▶ [TO DO]: In the text below on codemap's compiled binary, which platforms does the same codebase compile for?

▶ [TEXT EXCERPT]:
- - -
The Compiled Binary Advantage

Beyond the code intelligence features, codemap is an experiment in MCP server deployment. The Rust implementation compiles to a single static binary – no runtime dependencies, no package managers, no version conflicts.

This matters for several reasons:

Installation is trivial. Download the binary for your platform, put it on your PATH, done. The MCPB bundle format makes it even simpler for Claude Desktop users – drag and drop.

Startup is instant. No interpreter to boot, no modules to load. The server is ready in milliseconds, which matters when MCP clients spawn tool servers on demand.

Resource usage is minimal. The compiled binary is small, memory-efficient, and CPU-efficient. Tree-sitter parsing in Rust is fast. SQLite is fast. There’s no garbage collector, no JIT warmup.

Cross-platform is straightforward. The same codebase compiles for macOS (Apple Silicon and Intel), Linux, and Windows. CI produces binaries for all platforms on every release.
- - -
▶ [INFORMATION SHOWN]:
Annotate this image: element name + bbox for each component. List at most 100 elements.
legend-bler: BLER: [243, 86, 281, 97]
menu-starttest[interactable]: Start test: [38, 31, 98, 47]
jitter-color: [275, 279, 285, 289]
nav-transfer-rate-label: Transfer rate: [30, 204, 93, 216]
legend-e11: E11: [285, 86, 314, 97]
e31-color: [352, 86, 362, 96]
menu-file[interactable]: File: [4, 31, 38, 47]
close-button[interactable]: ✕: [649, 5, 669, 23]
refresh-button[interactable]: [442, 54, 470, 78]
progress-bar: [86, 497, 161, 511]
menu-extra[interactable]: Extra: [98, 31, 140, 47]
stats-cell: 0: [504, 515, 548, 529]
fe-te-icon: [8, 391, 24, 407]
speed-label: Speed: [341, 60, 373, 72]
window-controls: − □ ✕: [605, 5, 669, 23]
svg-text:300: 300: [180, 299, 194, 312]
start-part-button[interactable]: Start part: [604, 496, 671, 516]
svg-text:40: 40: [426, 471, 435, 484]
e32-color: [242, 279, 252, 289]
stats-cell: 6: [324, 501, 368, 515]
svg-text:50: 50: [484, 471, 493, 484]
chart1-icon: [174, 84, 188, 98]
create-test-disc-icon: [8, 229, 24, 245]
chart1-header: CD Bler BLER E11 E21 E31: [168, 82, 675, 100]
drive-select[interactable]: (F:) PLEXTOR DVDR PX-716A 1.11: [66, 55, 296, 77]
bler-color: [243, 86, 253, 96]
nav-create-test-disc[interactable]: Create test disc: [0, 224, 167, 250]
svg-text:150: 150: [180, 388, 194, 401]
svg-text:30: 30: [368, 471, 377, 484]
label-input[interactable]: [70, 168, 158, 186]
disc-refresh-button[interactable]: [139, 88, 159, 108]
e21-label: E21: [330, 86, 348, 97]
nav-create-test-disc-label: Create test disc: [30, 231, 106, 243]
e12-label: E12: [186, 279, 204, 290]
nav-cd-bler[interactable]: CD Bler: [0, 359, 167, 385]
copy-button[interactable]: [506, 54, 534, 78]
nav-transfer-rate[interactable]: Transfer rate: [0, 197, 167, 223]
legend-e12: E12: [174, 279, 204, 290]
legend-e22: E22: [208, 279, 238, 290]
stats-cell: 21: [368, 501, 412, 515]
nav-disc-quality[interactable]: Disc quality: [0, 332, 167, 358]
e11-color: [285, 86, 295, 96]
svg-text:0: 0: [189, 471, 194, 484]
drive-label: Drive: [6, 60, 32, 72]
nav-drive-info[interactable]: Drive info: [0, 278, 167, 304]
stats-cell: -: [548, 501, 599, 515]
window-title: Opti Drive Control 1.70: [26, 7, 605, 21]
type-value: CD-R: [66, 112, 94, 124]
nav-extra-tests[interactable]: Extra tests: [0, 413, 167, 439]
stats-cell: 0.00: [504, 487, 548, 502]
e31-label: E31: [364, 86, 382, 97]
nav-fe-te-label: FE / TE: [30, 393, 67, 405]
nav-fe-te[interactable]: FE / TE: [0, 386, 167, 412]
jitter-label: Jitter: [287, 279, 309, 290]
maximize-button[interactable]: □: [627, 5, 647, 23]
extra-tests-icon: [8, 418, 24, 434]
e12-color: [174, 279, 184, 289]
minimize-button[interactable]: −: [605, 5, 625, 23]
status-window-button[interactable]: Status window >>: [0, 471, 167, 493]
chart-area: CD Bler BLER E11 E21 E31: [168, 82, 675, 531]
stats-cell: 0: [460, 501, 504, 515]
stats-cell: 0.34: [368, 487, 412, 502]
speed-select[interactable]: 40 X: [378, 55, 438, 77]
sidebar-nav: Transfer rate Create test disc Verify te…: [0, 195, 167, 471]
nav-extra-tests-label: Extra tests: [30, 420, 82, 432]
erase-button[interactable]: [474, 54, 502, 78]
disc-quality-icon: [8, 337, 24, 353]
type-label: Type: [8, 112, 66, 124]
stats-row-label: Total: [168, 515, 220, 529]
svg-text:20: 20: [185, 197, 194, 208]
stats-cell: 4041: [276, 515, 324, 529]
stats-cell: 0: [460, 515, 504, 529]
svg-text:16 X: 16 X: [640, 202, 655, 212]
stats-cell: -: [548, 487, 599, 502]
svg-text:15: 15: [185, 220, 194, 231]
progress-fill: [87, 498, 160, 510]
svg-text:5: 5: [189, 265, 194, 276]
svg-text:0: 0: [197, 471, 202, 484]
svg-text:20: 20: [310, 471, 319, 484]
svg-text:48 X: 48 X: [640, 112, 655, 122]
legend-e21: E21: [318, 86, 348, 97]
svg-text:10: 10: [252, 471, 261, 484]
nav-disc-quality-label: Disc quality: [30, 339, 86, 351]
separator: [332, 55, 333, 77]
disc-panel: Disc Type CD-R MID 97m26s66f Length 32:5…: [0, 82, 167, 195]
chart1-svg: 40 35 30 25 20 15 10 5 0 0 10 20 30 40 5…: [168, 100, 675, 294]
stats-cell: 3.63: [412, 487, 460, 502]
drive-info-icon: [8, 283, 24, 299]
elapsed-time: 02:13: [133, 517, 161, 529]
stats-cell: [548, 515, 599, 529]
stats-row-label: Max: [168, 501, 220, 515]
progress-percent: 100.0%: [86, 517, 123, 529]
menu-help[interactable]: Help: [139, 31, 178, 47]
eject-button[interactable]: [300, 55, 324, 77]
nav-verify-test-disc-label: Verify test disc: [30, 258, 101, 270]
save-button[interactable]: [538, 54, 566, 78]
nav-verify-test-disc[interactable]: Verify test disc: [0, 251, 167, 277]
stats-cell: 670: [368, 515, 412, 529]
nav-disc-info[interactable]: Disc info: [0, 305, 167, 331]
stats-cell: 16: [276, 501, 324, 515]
- - -
▶ [SOLUTION FOR THIS TASK]: macOS (Apple Silicon and Intel), Linux, and Windows.